▸ What the task asks: In the material below, find all lines with the string "neige" and copy them.

▸ Dataset rows:
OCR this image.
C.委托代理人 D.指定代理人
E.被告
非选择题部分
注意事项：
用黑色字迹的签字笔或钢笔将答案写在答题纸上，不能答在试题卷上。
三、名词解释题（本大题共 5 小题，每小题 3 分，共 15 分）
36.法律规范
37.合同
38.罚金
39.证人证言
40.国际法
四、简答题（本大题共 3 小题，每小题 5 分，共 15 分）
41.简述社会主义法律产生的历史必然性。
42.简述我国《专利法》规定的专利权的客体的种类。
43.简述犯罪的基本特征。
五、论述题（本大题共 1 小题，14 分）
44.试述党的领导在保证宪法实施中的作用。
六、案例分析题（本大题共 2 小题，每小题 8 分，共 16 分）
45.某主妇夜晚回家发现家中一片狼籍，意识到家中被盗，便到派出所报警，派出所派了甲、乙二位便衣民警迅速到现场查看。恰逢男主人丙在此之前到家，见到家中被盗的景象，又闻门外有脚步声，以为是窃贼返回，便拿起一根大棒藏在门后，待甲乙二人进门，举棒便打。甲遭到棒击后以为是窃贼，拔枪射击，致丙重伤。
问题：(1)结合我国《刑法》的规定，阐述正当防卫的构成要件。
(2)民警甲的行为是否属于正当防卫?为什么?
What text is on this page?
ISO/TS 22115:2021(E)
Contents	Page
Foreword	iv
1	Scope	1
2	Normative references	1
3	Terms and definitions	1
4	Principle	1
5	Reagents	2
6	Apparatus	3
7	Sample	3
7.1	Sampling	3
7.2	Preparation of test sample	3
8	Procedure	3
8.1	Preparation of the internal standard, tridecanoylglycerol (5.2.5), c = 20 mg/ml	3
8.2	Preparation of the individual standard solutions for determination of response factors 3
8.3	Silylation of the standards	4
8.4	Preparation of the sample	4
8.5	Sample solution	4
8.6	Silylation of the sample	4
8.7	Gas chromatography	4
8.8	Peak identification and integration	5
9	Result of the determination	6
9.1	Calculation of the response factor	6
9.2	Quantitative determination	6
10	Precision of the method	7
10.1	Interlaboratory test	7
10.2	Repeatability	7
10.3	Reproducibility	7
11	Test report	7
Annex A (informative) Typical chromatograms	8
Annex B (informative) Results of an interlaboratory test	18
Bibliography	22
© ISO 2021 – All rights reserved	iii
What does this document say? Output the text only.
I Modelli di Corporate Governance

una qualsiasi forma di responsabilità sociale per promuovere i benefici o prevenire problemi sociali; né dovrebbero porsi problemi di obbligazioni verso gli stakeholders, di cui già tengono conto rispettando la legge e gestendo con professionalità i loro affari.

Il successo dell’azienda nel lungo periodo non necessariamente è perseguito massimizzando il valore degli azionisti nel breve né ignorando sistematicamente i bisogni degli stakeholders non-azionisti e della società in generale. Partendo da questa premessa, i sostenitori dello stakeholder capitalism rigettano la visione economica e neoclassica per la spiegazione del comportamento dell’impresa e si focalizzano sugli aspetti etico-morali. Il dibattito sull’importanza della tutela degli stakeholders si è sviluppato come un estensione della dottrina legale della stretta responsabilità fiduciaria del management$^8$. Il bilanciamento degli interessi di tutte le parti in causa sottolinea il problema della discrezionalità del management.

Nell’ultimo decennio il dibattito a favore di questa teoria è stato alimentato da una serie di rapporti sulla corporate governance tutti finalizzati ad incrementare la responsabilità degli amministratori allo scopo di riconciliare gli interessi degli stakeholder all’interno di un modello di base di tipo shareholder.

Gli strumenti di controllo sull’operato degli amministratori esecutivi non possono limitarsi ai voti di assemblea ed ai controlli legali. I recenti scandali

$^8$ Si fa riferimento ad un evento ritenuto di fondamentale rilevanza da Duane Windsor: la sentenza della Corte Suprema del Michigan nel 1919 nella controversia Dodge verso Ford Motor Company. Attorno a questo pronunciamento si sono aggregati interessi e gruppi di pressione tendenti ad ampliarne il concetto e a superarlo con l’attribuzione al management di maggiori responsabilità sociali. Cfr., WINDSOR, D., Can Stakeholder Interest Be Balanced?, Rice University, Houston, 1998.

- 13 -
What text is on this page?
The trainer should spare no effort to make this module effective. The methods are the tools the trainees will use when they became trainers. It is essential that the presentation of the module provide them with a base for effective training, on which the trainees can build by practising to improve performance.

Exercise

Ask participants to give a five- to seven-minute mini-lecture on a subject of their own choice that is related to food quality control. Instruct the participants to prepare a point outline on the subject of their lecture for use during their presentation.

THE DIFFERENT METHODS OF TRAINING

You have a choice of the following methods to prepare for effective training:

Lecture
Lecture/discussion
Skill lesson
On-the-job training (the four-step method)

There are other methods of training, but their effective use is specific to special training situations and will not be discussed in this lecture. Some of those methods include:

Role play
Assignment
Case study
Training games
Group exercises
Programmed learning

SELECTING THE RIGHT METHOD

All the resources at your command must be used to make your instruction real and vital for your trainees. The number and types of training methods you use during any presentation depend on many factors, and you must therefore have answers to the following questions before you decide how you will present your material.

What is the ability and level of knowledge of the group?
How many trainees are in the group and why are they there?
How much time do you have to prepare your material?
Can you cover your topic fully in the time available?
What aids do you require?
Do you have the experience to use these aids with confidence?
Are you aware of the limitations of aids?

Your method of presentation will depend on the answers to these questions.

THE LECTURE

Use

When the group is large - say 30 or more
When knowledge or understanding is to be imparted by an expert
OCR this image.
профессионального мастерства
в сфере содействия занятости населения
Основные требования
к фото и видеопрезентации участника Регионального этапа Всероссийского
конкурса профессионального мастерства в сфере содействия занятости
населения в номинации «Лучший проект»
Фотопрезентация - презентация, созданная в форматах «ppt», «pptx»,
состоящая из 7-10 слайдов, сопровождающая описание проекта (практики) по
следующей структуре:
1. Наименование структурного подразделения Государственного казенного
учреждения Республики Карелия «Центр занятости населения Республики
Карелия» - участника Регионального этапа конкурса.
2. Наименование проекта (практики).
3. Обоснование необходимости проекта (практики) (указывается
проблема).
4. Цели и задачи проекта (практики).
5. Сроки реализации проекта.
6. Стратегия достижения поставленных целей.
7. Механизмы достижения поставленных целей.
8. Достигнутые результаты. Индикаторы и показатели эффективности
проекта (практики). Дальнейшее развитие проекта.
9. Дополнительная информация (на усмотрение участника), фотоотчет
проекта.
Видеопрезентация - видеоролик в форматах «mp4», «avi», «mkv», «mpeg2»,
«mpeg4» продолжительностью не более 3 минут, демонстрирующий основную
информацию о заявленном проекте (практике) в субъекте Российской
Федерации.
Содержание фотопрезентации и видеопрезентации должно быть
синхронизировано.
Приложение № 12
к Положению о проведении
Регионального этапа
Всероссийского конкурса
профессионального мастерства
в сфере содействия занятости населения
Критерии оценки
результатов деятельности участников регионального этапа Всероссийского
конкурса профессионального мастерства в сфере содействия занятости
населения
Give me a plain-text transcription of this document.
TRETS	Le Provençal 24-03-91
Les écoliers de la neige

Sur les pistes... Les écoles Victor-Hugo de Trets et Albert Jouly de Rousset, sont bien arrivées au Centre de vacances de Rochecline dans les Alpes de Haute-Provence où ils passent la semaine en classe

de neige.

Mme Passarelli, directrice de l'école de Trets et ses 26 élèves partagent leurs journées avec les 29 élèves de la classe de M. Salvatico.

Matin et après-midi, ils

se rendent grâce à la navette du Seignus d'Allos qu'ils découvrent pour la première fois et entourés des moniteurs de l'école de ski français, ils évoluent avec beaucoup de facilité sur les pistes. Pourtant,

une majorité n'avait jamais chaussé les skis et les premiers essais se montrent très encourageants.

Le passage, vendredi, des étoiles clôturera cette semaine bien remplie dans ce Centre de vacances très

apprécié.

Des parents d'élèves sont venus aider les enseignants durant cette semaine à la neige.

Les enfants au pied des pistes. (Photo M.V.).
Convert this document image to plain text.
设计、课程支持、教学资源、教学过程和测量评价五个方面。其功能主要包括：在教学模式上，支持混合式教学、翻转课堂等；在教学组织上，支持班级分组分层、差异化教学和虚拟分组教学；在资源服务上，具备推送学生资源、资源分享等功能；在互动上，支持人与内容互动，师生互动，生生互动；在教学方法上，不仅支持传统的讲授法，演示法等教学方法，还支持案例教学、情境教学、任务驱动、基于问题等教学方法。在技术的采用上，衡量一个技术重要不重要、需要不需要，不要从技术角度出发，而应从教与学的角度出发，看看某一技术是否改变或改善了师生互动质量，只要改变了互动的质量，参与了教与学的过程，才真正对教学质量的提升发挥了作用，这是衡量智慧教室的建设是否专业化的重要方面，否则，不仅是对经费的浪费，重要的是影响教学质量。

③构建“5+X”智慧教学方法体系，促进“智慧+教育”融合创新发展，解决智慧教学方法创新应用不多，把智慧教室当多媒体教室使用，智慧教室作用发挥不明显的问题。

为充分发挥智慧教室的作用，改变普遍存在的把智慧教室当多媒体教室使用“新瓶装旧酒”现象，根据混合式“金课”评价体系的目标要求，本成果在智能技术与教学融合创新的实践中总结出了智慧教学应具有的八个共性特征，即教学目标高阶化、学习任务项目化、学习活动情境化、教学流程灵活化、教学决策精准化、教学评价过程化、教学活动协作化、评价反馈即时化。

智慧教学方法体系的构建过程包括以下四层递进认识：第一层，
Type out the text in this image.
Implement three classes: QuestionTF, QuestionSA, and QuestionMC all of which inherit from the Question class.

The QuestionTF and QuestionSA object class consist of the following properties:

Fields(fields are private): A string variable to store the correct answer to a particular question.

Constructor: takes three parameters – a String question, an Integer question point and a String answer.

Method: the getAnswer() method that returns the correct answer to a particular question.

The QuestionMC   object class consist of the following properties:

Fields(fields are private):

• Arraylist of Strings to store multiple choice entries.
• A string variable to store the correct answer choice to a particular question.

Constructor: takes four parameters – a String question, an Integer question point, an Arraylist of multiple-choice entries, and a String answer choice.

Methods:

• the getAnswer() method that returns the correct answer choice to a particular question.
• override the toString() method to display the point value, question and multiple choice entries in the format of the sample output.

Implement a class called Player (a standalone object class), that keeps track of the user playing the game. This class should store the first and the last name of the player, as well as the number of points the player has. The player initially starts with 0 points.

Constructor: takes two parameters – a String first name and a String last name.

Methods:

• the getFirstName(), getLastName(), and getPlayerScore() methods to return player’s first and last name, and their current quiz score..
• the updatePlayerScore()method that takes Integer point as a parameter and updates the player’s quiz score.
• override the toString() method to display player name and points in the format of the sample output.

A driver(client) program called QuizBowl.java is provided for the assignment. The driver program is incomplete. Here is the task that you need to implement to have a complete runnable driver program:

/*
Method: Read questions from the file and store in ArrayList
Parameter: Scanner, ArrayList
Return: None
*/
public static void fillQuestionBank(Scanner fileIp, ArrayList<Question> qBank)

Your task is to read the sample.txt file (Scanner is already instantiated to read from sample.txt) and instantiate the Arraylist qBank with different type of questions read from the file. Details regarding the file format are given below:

▸ Written response:
Les écoliers de la neige
de neige.
Des parents d'élèves sont venus aider les enseignants durant cette semaine à la neige.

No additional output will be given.